*QUESTÕES DE ESTUDO:*
(A) Extraia do texto sobre embriões humanos o trecho entre "Na experiência de" e "da sua instituição.", inclusive.
(B) Prolongue o texto sobre embriões humanos a partir do ponto em que termina.

*EXCERTO DO DOCUMENTO:*
:::

Na experiência de uma equipa internacional, que incluía cientistas da Universidade de Rockefeller (nos EUA) e da Universidade de Cambridge (no Reino Unido), foram usados embriões criados por fertilização in vitro. Os embriões que sobram podem ser utilizados em experiências.

Mas havia limitações neste tipo de estudo. A partir do sétimo dia de desenvolvimento do embrião humano, é preciso que ele se implante no útero. Até agora, nunca se tinha conseguido imitar in vitro essa implantação. “Esta parte do desenvolvimento humano era uma caixa preta”, diz Ali Brivanlou, da Universidade de Rockefeller e um dos autores do artigo da Nature, citado num comunicado da sua instituição.

Até agora, o recorde de tempo de desenvolvimento de embriões humanos in vitro era de nove dias. Foi obtido em 2003 por cientistas da Universidade de Oxford (Reino Unido).

Desta vez, os investigadores imitaram o processo de implantação que ocorre no útero das mulheres, usando uma técnica desenvolvida para embriões de ratinhos por Magdalena Zernicka-Goetz, da Universidade de Cambridge, também envolvida no novo trabalho. Neste método recria-se um determinado ambiente químico e usa-se uma estrutura plana adequada para a implantação dos embriões. “Conseguimos criar um sistema que recapitula o que acontece durante a implantação nos humanos”, diz Alessia Deglincerti, da Universidade de Rockefeller, no comunicado.

Na altura da implantação, o embrião humano já se chama blastocisto e é constituído por uma bola oca de células com um grupo de células interiores. Esta bola irá desenvolver-se no embrião e nos tecidos extra-embrionários, como o saco amniótico e a placenta. Na natureza, os blastocistos humanos têm uma forma de disco na altura da implantação, enquanto os dos ratinhos são elípticos. Os cientistas observaram agora in vitro esta diferença já conhecida. “O que aprendemos quando usamos outros modelos animais não é necessariamente relevante para o nosso próprio desenvolvimento, e estes resultados dão-nos informação crucial que não poderíamos obter de outro modo”, frisa Ali Brivanlou.

Para surpresa da equipa, até ao 12º dia os embriões humanos in vitro desenvolveram-se tal como acontece no útero. Isto indica que os sinais químicos que as células trocam entre si são suficientes para os tecidos tomarem a forma certa. Ou seja, até esta data não são necessários os estímulos do ambiente materno, ao contrário do que os cientistas pensavam.

:::

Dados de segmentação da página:

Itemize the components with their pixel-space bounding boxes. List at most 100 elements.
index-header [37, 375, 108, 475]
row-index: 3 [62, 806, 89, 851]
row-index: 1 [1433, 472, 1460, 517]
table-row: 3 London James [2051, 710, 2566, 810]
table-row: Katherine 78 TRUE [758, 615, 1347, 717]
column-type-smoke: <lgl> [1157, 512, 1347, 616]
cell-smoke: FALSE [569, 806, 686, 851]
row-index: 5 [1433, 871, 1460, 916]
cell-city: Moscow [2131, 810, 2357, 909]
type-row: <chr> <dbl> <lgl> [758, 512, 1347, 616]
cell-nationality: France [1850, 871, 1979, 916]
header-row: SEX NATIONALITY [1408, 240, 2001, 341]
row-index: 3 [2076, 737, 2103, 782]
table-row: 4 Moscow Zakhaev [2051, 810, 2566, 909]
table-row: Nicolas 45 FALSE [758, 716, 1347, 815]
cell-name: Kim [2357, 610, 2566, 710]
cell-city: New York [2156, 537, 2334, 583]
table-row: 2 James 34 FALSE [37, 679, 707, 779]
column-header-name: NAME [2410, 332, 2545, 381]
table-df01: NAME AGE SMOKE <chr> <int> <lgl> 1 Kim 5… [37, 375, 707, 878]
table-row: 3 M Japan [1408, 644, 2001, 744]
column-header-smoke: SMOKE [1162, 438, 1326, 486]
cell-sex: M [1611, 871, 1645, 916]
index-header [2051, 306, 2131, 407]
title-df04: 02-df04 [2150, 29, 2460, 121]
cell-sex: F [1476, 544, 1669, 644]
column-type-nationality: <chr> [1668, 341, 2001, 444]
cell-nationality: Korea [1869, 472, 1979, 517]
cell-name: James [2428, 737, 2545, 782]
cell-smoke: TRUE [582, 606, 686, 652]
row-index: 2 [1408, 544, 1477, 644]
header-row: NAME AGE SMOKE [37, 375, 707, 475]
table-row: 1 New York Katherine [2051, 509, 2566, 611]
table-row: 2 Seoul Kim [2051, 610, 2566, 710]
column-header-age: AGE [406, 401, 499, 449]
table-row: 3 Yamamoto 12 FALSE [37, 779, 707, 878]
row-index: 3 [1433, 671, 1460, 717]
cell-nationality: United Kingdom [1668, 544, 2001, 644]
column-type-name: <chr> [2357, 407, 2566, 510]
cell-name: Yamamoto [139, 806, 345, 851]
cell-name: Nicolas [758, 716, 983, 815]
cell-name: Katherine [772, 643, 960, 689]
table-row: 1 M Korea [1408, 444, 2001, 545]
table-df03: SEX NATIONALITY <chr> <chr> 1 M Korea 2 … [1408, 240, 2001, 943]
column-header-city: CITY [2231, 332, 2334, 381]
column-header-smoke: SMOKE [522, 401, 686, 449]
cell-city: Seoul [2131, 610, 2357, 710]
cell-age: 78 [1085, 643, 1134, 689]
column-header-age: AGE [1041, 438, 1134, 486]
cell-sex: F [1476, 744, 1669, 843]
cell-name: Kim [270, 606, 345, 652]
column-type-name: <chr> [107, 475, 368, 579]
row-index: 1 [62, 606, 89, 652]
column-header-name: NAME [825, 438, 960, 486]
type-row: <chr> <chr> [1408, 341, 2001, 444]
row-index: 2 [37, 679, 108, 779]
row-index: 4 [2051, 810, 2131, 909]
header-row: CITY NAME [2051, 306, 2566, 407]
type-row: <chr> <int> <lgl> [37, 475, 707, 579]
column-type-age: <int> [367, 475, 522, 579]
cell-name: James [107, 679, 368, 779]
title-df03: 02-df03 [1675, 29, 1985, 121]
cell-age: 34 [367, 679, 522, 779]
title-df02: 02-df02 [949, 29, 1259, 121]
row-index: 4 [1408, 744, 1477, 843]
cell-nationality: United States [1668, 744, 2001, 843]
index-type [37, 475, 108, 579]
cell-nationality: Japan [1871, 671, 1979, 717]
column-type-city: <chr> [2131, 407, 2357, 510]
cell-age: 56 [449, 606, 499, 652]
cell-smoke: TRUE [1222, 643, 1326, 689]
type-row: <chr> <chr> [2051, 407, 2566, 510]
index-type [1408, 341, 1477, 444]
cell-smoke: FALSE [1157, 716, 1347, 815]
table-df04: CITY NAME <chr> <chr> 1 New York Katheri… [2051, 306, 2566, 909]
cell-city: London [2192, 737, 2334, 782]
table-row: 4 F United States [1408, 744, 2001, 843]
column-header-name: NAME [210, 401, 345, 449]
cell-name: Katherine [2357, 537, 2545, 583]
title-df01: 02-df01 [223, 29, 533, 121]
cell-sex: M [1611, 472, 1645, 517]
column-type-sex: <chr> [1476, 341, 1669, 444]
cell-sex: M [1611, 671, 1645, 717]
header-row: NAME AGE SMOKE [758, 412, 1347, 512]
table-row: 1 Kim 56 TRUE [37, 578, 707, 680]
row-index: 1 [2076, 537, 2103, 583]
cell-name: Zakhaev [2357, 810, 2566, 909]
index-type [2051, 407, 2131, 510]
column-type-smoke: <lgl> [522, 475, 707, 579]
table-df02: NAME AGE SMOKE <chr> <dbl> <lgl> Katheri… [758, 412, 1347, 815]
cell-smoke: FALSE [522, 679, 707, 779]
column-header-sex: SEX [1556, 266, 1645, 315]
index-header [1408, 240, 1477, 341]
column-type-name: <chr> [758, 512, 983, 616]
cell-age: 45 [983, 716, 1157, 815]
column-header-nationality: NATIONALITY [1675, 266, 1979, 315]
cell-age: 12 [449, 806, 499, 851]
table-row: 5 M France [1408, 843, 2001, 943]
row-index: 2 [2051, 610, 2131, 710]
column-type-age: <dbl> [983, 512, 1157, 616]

:::

*RESPOSTAS AOS EXERCÍCIOS:*
(A)
Na experiência de uma equipa internacional, que incluía cientistas da Universidade de Rockefeller (nos EUA) e da Universidade de Cambridge (no Reino Unido), foram usados embriões criados por fertilização in vitro. Os embriões que sobram podem ser utilizados em experiências.

Mas havia limitações neste tipo de estudo. A partir do sétimo dia de desenvolvimento do embrião humano, é preciso que ele se implante no útero. Até agora, nunca se tinha conseguido imitar in vitro essa implantação. “Esta parte do desenvolvimento humano era uma caixa preta”, diz Ali Brivanlou, da Universidade de Rockefeller e um dos autores do artigo da Nature, citado num comunicado da sua instituição.

(B)
Ao 13º dia, o embrião in vitro tomou um aspecto novo e a experiência foi interrompida por causa de barreiras legais. É no 14º dia que começam a surgir as estruturas que irão dar lugar a partes anatómicas bem definidas, como a cabeça e a cauda. Até a esse momento, esse conjunto de células pode dividir-se e dar lugar a dois indivíduos – dois clones. Depois disso, já não.

“Este momento marca a altura em que o embrião é considerado um indivíduo”, diz Peter Donovan, da Universidade da Califórnia, em Irvine, nos Estados Unidos, que não esteve envolvido no estudo, em declarações distribuídas pela Nature. Para este investigador, o facto de a nova técnica possibilitar o desenvolvimento de embriões humanos in vitro após a implantação recriada em laboratório obriga a pensar naquele limite legal.

“E se os cientistas conseguissem criar embriões humanos após os 14 dias? Talvez pudéssemos começar a compreender as consequências da exposição dos embriões ao álcool”, especula Peter Donovan. “Mas se a fronteira dos 14 dias for ultrapassada, então a sociedade tem de compreender completamente a ciência [que está por trás] e tomar uma decisão informada sobre o uso desta tecnologia.”  

Para já, os cientistas esperam poder ajudar a responder a questões mais simples como a causa dos abortos espontâneos em que o embrião não se implanta no útero. Ali Brivanlou quer analisar exactamente o que acontece desde o momento zero da fertilização, quando ainda só há uma célula: “Gostaríamos de obter uma assinatura molecular completa, e perceber como é que as células comunicam entre si para descobrir qual o tipo de células em que se irão tornar. Esperamos revelar mais sobre este passo vital do desenvolvimento humano.”